Selected passage:
◆ ◆ ◆

Once China was ‘opened up’ after the first Opium War, the BEIC employed Robert Fortune to engage in an act of industrial espionage. He was given the task of travelling to China, and in particular to the tea growing regions of Fujian and Anhui, to collect tea seeds and live tea seedlings and transport them back to India. He was also directed to obtain as much knowledge about the tea production process as possible. Robert Fortune’s mission was very successful. He collected a large horde of tea plants and seeds and also convinced a number of tea farmers from Anhui to go with him to India to assist in the growing and production of the tea. Hence, after some minor setbacks the BEIC eventually managed to establish the first viable tea plantations in Darjeeling. From here, in the following decades, the BEIC and other British tea entrepreneurs, began to expand tea production throughout India, Sri Lanka and Africa—indeed almost anywhere in the British empire that was thought suitable for tea growing and where there was a large native labour force to exploit.

The crucial difference between the Chinese and British approaches to tea production also reveals the gap between the two countries in terms of engagement in modern industry and agriculture. Tea production in China was for thousands of years a small-scale family affair (or sometimes a Buddhist temple sideline). Tea farms were small and employed farming techniques that had not changed for centuries. By contrast, the British in India established tea plantations on an industrial scale right from the very beginning. They established large tea plantations and used modern agricultural methods of cultivation. They also drew upon the local Indian population—a cheap and reliable source of labour—to work on the large tea plantations (Sharma 2011; Besky 2014). Thus whilst Chinese tea was still cultivated and processed on a largely ‘premodern’ model, the British in India, and later elsewhere, started their endeavours based on a large modern industrial agricultural model. This is an important distinction with consequences and reverberations in the present which I shall discuss further below.

◆ ◆ ◆

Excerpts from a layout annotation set
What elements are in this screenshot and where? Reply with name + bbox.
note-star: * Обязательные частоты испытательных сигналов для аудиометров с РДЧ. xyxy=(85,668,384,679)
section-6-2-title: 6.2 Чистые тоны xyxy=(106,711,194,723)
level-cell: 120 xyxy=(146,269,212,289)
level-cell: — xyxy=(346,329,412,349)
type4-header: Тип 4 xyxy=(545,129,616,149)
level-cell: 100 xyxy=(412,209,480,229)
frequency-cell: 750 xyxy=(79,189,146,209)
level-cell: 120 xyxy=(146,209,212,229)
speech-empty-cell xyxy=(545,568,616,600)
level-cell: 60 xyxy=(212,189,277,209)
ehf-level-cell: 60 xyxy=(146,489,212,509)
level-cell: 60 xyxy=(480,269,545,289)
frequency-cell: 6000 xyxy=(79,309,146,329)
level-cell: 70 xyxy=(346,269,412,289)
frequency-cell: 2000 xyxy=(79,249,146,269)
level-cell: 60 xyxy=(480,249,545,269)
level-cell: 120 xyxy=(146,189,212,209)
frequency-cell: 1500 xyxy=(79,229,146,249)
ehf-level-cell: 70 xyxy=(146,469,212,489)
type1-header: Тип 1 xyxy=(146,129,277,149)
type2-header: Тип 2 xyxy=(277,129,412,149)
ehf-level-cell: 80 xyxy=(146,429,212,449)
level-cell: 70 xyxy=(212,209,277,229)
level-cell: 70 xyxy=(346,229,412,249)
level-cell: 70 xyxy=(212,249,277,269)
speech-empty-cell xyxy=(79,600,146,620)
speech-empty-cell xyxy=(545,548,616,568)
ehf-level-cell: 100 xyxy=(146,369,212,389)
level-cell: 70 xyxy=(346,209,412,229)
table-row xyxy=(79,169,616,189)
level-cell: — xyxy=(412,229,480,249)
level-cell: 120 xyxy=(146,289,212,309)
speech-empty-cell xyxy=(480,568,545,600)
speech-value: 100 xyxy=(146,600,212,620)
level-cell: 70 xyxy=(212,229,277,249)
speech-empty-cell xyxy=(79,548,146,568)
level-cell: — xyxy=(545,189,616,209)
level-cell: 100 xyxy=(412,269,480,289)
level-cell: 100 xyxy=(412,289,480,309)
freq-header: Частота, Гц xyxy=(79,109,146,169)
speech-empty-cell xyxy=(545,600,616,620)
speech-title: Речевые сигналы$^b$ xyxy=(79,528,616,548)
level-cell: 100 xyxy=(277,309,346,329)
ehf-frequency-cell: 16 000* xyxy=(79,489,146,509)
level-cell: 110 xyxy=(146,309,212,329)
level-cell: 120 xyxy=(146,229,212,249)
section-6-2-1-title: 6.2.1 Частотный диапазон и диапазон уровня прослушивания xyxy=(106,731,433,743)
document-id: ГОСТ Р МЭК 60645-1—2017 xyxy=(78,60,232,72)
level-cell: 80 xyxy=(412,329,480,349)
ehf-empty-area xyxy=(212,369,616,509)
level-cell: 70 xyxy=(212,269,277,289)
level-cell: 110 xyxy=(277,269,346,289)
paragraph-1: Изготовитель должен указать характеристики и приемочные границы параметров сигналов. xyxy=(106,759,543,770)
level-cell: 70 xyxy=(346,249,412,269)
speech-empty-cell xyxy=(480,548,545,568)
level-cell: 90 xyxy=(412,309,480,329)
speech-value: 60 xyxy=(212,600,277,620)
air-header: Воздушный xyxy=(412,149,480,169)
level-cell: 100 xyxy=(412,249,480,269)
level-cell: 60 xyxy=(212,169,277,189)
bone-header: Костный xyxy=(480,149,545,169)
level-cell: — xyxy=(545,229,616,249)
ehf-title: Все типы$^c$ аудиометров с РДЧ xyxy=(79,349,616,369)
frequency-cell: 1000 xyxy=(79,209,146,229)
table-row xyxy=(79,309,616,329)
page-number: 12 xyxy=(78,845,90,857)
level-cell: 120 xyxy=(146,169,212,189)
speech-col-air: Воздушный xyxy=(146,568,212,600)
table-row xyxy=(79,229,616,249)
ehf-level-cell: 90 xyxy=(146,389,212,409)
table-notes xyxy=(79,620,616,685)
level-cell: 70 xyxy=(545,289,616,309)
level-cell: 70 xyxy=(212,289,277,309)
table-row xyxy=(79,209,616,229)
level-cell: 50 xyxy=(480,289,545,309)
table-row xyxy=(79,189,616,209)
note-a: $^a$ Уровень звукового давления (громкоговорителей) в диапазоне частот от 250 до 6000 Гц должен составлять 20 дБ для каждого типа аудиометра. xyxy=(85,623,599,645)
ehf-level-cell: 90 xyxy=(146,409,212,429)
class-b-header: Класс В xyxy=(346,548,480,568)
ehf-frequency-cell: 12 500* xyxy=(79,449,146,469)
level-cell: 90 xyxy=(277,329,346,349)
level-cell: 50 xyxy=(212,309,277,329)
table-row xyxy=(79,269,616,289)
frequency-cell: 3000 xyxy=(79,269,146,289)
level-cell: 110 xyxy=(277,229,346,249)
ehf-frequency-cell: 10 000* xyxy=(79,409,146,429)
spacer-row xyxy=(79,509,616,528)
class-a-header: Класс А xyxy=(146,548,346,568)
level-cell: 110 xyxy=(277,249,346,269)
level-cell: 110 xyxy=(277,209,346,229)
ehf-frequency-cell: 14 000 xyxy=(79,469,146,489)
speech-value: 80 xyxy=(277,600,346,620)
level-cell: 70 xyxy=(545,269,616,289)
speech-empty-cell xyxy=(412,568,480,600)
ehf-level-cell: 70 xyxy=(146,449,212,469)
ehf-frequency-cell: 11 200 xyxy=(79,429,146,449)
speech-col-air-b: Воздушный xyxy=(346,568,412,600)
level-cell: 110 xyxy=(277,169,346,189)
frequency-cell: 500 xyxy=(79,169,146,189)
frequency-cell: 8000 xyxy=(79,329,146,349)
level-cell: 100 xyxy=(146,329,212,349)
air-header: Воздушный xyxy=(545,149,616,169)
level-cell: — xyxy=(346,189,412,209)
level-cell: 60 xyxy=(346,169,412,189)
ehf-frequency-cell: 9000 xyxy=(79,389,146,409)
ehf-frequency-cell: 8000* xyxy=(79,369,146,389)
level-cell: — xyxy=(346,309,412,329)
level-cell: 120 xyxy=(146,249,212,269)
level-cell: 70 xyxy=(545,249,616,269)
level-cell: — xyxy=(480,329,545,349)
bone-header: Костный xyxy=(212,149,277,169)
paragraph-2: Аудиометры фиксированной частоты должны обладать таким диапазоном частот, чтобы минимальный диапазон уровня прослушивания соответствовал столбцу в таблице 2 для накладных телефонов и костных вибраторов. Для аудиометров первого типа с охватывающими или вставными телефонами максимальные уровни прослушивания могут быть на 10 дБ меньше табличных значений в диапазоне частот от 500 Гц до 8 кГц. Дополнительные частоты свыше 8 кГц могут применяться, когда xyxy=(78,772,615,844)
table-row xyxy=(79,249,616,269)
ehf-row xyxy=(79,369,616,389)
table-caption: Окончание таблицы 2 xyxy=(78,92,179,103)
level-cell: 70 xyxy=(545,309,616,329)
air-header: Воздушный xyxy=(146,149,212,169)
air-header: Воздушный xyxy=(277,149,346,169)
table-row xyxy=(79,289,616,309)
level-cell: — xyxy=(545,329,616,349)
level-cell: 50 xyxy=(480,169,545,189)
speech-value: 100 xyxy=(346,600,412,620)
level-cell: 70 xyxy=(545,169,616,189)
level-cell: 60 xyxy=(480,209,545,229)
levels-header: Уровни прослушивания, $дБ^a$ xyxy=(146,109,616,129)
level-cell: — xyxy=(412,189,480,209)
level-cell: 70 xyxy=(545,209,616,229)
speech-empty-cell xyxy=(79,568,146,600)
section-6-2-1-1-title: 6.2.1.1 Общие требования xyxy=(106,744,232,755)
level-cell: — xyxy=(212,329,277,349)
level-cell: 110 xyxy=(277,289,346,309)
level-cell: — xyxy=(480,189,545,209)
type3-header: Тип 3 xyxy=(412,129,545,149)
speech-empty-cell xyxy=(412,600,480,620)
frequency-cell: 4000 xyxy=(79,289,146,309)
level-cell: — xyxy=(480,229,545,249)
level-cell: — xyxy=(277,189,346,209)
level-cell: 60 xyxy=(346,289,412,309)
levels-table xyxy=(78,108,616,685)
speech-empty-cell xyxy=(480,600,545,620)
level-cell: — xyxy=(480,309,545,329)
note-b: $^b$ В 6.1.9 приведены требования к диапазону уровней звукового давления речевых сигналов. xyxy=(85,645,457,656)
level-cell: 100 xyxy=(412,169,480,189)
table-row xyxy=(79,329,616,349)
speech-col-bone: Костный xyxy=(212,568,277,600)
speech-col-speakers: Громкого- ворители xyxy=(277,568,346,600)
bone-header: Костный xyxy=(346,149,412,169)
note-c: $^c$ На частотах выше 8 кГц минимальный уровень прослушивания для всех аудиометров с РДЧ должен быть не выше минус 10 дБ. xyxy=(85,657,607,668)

◆ ◆ ◆

Problems to work on:
a – According to the tea history passage, which two tea-growing regions of China was Robert Fortune sent to?
b – Carry on the tea history passage from its last sentence.

Task responses:
a – Fujian and Anhui.

b –
Chinese tea nationalism: a form of product cum cultural nationalism

Once the British tea plantation system got started and began to expand it quickly grew in size and scale. The price of tea also fell, thereby truly making tea a beverage within the reach of peoples from different classes around the world. Tea truly became the global beverage in the course of the 19th and 20th Centuries. Not surprisingly, within a number of decades the Chinese monopoly on tea was broken. China still remained an important centre for tea production, especially for the many distinct varieties of tea and teas of high quality. The British were, in general, never aiming to create the refined and exquisite teas you find in China. As a bastion of modern capitalist industrial production British tea companies such as Lipton, of which more below, simply aimed to create a standardised tea that was affordable and easily found within the local market throughout the British Empire. To put it crudely they were aiming for quantity not quality, so long as the ‘quantity’ produced was standardised and appealing to the basic demands of the average person.

At this time China also entered a period of internal chaos, revolution and war. The tea industry was, in short, not in a strong position to respond effectively to the challenges of modernisation and commercialisation. After 1949 with the establishment of the People’s Republic of China, the Chinese tea industry also experienced the ups and downs of socialist transformation. China was relatively isolated from global markets during the Maoist period (1949–1978) and the tea trade never fully recovered. For instance, exports of tea from Yunnan Province fell from seven million pounds in 1965 to only twenty-seven thousand pounds in 1973, giving some indication of the drastic effect of Maoist policies on the tea industry (Reid 2011, p. 59). After the launch of ‘reform and openness’ in 1978 Deng Xiaoping took China out of isolation and the Chinese economy began to accelerate in growth and trade. When China embraced the ‘socialist market economy’ in 1992 it entered the ‘golden era’ of double digit expansion. We see during this period the process of rapid urbanisation and industrialisation, and most significantly, the emergence of a large consumer middle-class.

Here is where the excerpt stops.